*Problem requirements*:
Which lines hold the word "text"? Show each of them.
↓↓↓
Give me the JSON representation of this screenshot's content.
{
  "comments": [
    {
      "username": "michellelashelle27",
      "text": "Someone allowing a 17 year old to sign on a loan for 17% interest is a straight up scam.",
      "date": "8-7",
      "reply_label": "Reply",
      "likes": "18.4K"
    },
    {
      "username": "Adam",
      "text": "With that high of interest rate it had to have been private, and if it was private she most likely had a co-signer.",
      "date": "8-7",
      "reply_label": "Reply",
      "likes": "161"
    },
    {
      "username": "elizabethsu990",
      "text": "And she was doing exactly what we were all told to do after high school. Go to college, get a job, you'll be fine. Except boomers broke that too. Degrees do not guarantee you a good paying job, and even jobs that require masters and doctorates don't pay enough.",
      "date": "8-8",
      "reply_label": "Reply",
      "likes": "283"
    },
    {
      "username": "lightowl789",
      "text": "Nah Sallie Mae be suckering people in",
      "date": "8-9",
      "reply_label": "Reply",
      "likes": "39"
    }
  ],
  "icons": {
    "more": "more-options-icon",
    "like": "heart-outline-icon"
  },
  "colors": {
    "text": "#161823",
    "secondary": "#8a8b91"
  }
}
↑↑↑
*Answer in full*:
      "text": "Someone allowing a 17 year old to sign on a loan for 17% interest is a straight up scam.",
      "text": "With that high of interest rate it had to have been private, and if it was private she most likely had a co-signer.",
      "text": "And she was doing exactly what we were all told to do after high school. Go to college, get a job, you'll be fine. Except boomers broke that too. Degrees do not guarantee you a good paying job, and even jobs that require masters and doctorates don't pay enough.",
      "text": "Nah Sallie Mae be suckering people in",
    "text": "#161823",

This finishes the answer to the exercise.